* Begin *

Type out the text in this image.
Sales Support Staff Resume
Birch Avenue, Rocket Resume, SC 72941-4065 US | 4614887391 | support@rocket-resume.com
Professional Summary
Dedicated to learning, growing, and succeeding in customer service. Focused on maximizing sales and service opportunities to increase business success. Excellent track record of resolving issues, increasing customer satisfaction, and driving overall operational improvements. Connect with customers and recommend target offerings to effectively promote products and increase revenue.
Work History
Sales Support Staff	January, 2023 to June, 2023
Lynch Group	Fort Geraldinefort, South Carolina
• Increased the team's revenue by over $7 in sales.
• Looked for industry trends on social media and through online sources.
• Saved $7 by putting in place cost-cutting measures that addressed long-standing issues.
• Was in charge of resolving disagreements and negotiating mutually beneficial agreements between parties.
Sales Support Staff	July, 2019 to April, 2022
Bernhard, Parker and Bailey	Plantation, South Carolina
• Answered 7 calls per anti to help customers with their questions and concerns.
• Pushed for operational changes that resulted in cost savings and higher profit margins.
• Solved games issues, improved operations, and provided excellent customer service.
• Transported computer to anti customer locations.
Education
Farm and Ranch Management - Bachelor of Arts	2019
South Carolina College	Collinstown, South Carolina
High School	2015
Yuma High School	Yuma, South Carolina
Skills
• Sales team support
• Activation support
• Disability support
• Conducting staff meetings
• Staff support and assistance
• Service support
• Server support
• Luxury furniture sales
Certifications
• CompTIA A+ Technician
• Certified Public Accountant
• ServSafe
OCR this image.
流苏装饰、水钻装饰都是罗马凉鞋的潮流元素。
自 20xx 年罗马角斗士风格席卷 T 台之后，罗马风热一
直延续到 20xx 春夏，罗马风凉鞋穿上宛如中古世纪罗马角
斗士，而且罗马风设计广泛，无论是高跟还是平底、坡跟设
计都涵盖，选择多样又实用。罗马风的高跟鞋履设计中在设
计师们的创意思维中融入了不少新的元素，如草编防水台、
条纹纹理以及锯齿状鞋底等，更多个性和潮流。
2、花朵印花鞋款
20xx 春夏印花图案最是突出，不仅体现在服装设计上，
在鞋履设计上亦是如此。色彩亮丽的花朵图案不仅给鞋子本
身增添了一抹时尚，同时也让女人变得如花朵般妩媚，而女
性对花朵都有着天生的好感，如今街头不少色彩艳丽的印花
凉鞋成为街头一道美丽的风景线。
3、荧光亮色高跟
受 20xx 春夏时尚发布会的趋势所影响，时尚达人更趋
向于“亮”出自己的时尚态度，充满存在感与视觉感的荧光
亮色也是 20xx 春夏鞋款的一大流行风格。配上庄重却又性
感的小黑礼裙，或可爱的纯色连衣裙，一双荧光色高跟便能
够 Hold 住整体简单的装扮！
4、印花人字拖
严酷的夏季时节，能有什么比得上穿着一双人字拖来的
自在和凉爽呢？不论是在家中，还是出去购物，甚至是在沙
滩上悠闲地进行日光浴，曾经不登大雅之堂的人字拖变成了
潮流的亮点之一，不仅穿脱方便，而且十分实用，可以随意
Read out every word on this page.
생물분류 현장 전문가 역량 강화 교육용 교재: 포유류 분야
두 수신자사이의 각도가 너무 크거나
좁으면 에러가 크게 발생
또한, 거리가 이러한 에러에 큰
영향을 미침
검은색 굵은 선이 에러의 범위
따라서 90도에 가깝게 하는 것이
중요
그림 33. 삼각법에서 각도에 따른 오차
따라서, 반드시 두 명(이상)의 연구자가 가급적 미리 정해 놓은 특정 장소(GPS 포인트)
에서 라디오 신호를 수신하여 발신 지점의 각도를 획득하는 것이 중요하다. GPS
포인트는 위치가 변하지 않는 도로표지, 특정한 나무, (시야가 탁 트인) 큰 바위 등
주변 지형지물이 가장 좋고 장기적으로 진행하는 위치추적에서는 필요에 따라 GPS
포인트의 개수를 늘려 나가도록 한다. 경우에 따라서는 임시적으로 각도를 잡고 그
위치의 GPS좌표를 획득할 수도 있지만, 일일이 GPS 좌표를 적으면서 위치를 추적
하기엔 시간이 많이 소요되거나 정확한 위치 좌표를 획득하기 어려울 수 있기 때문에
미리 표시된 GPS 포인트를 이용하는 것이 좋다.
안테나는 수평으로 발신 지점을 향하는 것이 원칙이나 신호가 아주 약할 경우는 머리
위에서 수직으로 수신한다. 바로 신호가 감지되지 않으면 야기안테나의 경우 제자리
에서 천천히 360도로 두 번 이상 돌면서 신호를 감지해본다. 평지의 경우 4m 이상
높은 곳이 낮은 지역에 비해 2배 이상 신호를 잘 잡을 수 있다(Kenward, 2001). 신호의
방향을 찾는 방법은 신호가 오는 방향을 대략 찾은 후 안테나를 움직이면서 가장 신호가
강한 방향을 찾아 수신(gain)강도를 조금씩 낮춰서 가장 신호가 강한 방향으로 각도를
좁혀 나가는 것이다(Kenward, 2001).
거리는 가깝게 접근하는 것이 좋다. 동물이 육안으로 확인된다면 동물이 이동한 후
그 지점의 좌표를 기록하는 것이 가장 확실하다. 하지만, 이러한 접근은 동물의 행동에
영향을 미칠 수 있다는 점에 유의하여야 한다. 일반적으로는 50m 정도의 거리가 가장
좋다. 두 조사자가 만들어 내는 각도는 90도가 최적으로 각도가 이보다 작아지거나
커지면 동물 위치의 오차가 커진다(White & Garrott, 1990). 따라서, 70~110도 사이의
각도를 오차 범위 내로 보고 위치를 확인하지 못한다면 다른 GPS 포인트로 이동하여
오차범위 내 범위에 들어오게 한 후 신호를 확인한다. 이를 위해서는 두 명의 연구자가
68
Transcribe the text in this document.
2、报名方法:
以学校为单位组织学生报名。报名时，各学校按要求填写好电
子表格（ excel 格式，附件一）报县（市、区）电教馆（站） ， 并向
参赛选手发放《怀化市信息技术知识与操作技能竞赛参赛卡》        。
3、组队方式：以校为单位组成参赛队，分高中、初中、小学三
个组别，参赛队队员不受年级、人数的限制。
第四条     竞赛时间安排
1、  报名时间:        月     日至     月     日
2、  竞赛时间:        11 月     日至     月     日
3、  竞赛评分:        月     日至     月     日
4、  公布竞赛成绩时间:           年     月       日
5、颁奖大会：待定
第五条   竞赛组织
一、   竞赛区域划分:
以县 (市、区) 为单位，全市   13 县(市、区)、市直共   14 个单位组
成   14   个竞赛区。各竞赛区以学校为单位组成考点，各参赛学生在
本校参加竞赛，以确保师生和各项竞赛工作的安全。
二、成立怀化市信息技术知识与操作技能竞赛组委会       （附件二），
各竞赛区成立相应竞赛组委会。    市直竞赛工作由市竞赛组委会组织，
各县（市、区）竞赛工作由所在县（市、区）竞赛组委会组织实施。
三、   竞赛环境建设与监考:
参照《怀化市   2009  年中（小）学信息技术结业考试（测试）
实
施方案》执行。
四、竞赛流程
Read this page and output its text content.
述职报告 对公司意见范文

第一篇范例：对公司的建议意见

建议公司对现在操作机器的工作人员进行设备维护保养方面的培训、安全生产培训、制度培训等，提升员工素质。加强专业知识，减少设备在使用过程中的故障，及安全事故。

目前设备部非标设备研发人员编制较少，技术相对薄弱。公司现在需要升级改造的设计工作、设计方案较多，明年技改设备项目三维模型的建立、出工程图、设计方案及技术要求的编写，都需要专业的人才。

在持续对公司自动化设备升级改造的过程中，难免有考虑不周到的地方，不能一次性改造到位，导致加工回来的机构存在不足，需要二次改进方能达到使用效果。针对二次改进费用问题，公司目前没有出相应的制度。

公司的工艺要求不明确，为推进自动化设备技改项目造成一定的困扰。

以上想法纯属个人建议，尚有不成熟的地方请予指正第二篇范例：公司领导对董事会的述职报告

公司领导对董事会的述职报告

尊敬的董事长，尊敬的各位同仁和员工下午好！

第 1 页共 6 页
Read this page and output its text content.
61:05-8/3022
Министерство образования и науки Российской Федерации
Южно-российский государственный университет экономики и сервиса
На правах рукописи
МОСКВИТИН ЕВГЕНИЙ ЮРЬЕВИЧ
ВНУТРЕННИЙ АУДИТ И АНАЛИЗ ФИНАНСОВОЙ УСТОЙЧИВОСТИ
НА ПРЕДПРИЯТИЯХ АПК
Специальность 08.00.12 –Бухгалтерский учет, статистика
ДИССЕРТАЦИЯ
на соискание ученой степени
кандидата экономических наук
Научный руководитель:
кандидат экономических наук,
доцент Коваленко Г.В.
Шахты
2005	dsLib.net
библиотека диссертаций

* End *

Wherever "South" shows up in a line, copy that line.

Full solution:
Lynch Group	Fort Geraldinefort, South Carolina
Bernhard, Parker and Bailey	Plantation, South Carolina
South Carolina College	Collinstown, South Carolina
Yuma High School	Yuma, South Carolina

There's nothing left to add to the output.